▸ **TASK PROMPT**
Copy the zoo column word for word, taking everything from "Finally, in the" down to "yourself very soon.".

▸ **SOURCE PASSAGE**
It's all Happenin' at the Zoo

                                                    Pet Tales
                                                           by Barry B. Burtis D.V.M.
It's All Happenin' at the Zoo

Recently I had the opportunity to visit the Toronto Zoo. The purpose of the occasion was to film some segments for Pet Tales on television, seen on Cogeco Channel 23. The Zoo is one of my favourite places to visit and this year's trip was no exception. Although the journey is just a short one from Burlington, in some respects it was a trip around the world.

I began the day in the Australasian Pavilion. One of the things you can do here is enter a fenced enclosure and walk along a path amidst kangaroos, emus and wallabies. It is called the Aussie Walkabout. It reminded me of our trip to Australia last October. If you travel 'down under', it is most likely you will see these Aussie animals in a very similar way in their native country. Contrary to some people's belief, kangaroos are not hopping down the main street in towns all over Australia. Kangaroos are most active at dawn and dusk and are relatively inactive in the middle of the day and night. They spend about 7-14 hours per day grazing. But, they rest during the day in the shade of woodlands during the day and move out onto the grasslands to feed. I had to get up very early in the morning in a rural area to see wild kangaroo. You must approach them with great stealth and still they are likely to scatter and hop away at great speed before you get very close to study them. As a result there are many wildlife parks and sanctuaries throughout Australia that offer viewing of this fascinating animal just like the exhibit in Toronto does.

Next in the Americas Pavilion I learned about flamingoes. This regal and statuesque appearing bird was in brilliant pink plumage as we watched the flock stroll gracefully around their pool on their stilt-like legs. This particular species is native to Central and South America. Flamingoes have an ability to eat their food in a way similar to that of baleen whales. Flamingoes drag their bills upside down through the salty or brackish waters they prefer. The upper jaw is lined with rows of slits, and the tongue is covered with fine tooth-like projections. The bill is opened and then as the lower jaw is closed, water and mud are pumped out through the bill slits. The algae rich residue is the food source they enjoy.

From the warm climes that come to mind with flamingoes, I moved on to visit an animal that is native to a very different temperature zone. Tinsel is a reindeer and Scandinavian vistas would normally be home to this animal species. Reindeer are very close relatives to caribou and look much like them. Tinsel is a female reindeer and at this time of year she was actively growing a new set of antlers. While they are growing they have a covering layer of skin called 'velvet'. They are quite sensitive to touch at this stage. Later, when growth is completed, the skin peels off or is rubbed off. Interestingly, reindeer are the only species of deer in which both sexes have antlers. Tinsel is particularly popular at Christmastime when she visits schools in the Toronto area to help children learn all about Santa's favourite animal.  

In the African Savannah area I wanted to see and hear about zebras. Zebras can be thought of as horses that happen to be striped. In the wild they live in social relationships that are very similar to most wild equines. They actually have black stripes on a white background and this very recognizable colour pattern is not only visually dramatic, it has a purpose. In their native habitat they have many predators with whom they must cope. When galloping away fast, in a group, to escape an attack the stripes cause a blurring effect, making it more difficult for the attacker to pick out an individual in the herd.

A gaur is sometimes called the Indian bison. It is a massive member of the cattle family. It was the animal I visited in the Indo-Malaya Pavilion. This large Bovid lives in low lying forest regions in India and South-east Asia.

Finally, in the new Waterside Theatre, who better to represent North America, on my around the world tour, than a bald eagle. It was quite a challenging interview with her handler. This impressively large, beautifully conditioned raptor decided to vocalize, for herself, through much of my chat. Only an arm length away she was screeching in fine form. I'm quite sure she was just emphasizing her happiness with the facts, as I learned how this magnificent fish-eating eagle is making a remarkable comeback in many parts of this continent. It truly is quite a conservation success story. 

I met such friendly animal keepers on my travels, so willing to share their vast knowledge about the animals they respect, enjoy and care for. I saw such wonderful animals in beautiful landscapes so evocative of their native homeland. Let me encourage you to plan such an experience for yourself very soon.

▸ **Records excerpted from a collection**
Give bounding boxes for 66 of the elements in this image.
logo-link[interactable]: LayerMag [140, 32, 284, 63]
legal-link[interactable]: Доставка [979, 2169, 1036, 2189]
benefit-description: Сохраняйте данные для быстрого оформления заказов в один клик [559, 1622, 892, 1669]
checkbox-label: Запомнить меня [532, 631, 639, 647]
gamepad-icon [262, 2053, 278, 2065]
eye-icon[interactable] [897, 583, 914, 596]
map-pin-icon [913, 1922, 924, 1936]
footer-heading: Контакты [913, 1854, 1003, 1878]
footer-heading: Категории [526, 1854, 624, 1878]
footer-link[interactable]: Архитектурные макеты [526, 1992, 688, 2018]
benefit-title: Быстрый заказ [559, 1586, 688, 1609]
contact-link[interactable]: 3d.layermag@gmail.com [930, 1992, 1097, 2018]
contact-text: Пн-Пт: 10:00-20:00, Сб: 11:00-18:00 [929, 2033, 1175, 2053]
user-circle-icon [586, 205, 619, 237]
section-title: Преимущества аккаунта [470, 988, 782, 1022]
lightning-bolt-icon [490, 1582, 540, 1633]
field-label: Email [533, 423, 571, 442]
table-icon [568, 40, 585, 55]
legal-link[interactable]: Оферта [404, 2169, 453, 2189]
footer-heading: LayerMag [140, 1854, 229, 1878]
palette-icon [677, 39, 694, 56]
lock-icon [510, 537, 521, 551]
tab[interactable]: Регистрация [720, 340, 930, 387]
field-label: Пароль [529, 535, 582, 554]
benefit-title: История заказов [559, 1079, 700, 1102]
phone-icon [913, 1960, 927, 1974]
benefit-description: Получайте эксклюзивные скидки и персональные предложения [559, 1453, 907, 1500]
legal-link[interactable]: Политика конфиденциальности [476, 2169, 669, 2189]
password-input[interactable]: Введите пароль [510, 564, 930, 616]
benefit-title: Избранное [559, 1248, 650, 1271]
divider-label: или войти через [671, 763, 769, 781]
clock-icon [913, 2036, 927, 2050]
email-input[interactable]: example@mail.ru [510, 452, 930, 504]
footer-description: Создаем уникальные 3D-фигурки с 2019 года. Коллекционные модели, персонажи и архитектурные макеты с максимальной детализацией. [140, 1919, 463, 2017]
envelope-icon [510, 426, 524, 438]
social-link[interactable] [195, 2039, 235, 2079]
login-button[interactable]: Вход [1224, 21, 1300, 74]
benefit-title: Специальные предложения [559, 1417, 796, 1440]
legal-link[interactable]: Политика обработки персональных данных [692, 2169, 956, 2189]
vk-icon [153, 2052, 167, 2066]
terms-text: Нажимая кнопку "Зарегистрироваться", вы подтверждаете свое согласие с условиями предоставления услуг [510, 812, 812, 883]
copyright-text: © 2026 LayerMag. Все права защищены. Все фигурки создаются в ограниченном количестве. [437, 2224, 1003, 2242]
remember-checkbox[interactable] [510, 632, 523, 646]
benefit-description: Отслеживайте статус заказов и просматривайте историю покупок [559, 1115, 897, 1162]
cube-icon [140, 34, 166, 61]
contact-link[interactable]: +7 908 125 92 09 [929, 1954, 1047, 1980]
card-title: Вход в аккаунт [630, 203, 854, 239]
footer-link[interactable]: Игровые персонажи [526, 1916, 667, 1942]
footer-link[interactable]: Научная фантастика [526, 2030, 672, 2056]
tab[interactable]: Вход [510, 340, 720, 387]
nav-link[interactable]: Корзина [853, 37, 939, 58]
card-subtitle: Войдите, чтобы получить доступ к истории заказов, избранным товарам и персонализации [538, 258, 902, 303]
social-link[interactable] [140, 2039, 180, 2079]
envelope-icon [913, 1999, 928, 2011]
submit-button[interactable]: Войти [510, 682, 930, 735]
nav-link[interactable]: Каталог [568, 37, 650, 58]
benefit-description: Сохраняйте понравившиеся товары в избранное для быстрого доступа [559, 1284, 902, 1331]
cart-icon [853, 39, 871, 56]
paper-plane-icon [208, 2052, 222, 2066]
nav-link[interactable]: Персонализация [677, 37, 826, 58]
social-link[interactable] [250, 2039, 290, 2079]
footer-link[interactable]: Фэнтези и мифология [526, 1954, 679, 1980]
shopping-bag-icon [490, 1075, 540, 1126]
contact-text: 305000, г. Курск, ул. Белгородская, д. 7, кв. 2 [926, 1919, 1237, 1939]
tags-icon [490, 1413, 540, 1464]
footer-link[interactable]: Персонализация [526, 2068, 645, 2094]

▸ **ANSWER FOR THIS EXERCISE**
Finally, in the new Waterside Theatre, who better to represent North America, on my around the world tour, than a bald eagle. It was quite a challenging interview with her handler. This impressively large, beautifully conditioned raptor decided to vocalize, for herself, through much of my chat. Only an arm length away she was screeching in fine form. I'm quite sure she was just emphasizing her happiness with the facts, as I learned how this magnificent fish-eating eagle is making a remarkable comeback in many parts of this continent. It truly is quite a conservation success story. 

I met such friendly animal keepers on my travels, so willing to share their vast knowledge about the animals they respect, enjoy and care for. I saw such wonderful animals in beautiful landscapes so evocative of their native homeland. Let me encourage you to plan such an experience for yourself very soon.